▶ [Task requirements] Find every line with the word "cccccc" and report how many there are, without any other text.

= = = = = = =

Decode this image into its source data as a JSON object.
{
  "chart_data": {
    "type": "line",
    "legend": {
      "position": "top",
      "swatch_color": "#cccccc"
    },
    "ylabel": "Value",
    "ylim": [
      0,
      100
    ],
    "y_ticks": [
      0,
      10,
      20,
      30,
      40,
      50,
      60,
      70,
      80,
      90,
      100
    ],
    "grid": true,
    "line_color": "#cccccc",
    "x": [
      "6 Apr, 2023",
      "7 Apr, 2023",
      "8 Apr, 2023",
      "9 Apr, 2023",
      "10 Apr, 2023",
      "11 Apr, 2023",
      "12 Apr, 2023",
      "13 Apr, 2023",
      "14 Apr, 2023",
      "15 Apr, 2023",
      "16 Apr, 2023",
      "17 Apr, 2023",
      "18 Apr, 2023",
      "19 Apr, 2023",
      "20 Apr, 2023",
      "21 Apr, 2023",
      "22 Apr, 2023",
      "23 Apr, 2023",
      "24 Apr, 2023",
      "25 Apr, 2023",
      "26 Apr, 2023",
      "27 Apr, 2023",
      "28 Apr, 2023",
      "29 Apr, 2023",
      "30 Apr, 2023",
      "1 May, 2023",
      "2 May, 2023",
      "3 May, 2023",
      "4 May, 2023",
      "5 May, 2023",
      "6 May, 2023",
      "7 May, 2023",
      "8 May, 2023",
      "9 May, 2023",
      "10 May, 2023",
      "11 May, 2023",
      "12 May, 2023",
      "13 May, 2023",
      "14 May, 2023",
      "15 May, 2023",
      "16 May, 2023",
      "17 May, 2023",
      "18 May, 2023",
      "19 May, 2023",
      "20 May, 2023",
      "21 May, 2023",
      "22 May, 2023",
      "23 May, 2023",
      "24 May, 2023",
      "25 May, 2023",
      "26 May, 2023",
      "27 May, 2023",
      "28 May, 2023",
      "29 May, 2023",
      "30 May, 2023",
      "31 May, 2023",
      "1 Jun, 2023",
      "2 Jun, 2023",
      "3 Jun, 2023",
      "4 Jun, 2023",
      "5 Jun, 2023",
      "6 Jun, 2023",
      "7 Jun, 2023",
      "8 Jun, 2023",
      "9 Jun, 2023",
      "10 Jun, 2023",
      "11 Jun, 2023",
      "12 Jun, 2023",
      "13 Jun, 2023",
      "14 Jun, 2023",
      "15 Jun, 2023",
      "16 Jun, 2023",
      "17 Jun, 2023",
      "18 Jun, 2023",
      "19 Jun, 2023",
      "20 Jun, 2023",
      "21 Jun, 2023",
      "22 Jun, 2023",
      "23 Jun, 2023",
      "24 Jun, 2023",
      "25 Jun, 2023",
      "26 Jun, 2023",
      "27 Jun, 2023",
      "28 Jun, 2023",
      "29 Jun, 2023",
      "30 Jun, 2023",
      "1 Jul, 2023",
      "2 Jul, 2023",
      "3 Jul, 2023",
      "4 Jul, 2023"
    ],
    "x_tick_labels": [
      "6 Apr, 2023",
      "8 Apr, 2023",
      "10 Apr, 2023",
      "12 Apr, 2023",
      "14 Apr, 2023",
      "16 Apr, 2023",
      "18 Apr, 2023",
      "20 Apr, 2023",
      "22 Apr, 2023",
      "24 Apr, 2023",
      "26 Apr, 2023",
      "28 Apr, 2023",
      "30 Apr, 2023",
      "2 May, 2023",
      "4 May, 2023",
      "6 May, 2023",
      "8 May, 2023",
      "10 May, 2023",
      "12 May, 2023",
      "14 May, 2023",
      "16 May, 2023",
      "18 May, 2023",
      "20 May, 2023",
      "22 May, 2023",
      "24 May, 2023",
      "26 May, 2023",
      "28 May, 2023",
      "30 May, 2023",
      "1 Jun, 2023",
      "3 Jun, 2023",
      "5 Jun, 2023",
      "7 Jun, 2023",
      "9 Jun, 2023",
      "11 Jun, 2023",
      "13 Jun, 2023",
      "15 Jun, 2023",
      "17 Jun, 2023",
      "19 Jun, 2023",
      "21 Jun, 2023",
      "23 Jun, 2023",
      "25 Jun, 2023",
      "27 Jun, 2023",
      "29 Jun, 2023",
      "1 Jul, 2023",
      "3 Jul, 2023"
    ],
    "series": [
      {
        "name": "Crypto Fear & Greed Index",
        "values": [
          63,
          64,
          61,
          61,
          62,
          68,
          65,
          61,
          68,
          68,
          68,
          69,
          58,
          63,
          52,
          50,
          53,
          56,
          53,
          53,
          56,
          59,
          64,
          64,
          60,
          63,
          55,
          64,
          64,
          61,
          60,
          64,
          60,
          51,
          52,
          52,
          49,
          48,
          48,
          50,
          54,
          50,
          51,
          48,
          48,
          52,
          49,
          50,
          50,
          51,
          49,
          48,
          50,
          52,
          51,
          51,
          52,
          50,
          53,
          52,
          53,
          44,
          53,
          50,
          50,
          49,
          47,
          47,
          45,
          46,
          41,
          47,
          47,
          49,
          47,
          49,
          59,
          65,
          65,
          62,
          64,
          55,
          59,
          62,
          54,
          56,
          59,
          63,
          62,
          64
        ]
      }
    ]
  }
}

= = = = = = =

▶ [Response to the exercise] 2